● Problem description:
Look over the lines below. Report each one that includes the string "terenu".

## begin Listed records

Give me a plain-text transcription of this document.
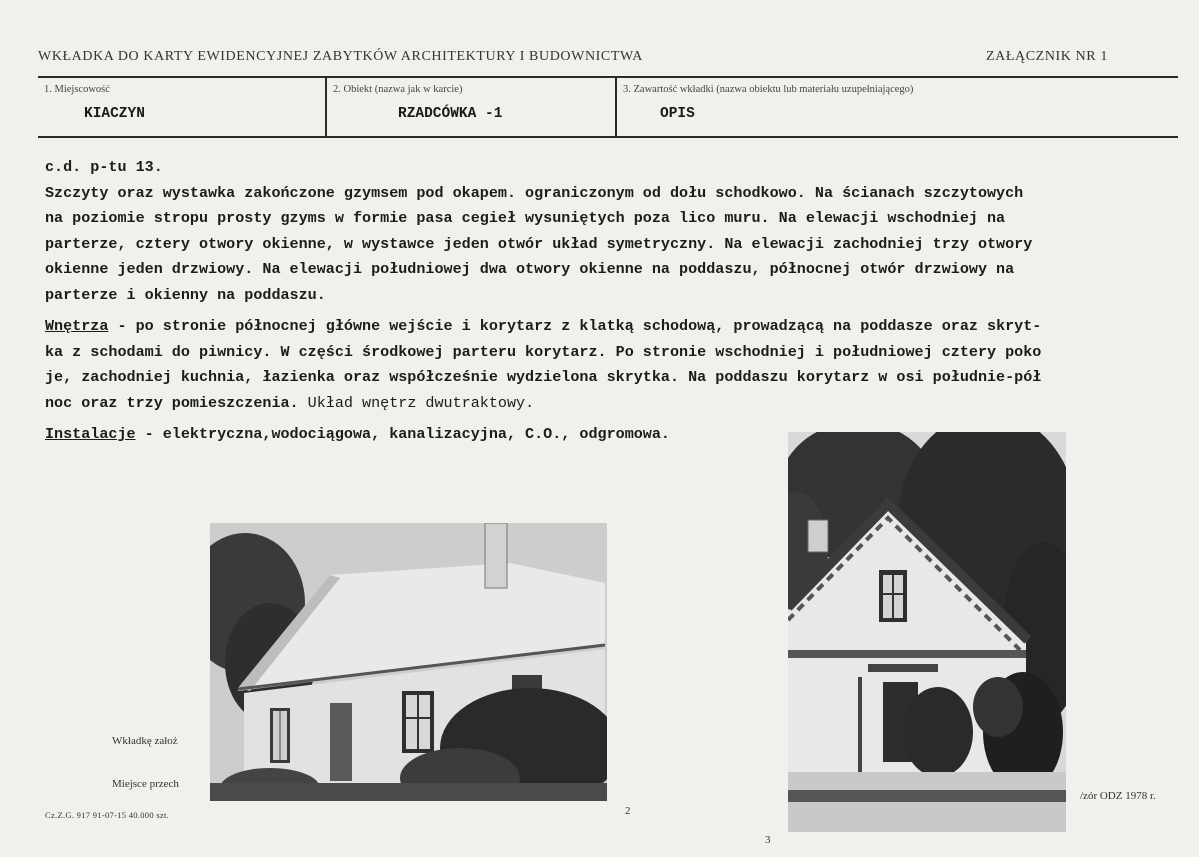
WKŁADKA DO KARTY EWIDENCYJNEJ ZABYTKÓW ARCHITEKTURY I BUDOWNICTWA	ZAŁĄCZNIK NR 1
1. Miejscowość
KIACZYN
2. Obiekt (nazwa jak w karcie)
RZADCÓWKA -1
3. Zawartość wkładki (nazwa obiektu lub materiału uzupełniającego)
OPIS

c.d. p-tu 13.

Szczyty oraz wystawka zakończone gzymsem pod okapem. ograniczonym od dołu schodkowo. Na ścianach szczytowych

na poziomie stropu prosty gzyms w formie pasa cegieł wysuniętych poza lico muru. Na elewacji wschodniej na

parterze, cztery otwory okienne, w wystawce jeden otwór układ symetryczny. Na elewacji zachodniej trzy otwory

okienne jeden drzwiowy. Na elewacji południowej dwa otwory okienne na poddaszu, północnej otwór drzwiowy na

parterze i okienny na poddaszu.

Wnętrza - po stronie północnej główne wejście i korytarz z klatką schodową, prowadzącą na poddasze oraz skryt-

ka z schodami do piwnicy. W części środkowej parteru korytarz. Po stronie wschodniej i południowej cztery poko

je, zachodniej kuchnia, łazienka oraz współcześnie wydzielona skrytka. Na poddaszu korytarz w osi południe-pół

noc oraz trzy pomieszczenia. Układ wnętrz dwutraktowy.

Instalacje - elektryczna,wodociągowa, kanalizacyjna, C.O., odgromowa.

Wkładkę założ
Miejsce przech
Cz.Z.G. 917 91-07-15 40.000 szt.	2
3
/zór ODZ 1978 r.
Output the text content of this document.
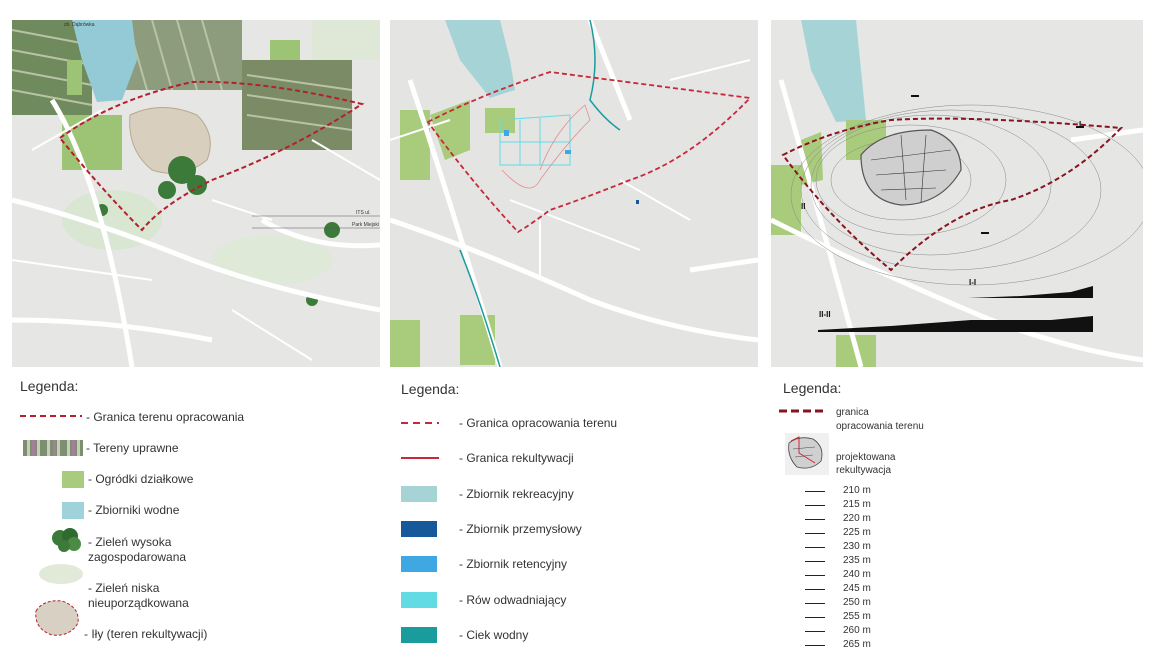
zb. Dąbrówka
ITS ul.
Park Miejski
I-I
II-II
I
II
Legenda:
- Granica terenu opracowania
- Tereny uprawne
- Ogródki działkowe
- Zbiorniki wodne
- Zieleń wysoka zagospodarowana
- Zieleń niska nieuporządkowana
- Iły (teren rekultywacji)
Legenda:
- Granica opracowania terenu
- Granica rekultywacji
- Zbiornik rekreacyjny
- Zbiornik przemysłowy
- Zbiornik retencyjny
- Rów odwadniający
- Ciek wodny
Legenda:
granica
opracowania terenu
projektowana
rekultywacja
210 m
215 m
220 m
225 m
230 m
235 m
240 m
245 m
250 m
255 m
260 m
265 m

## end Listed records
## begin Listed records

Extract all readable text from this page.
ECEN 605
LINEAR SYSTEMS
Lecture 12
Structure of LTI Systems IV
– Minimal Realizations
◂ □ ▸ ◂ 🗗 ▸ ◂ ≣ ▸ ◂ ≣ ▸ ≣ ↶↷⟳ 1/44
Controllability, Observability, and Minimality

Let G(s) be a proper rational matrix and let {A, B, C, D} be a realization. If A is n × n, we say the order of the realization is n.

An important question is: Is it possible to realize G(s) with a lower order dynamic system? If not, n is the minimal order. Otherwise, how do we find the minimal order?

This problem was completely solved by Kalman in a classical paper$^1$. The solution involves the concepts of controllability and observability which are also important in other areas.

## end Listed records

● Result below:
- Granica terenu opracowania
- Granica opracowania terenu
opracowania terenu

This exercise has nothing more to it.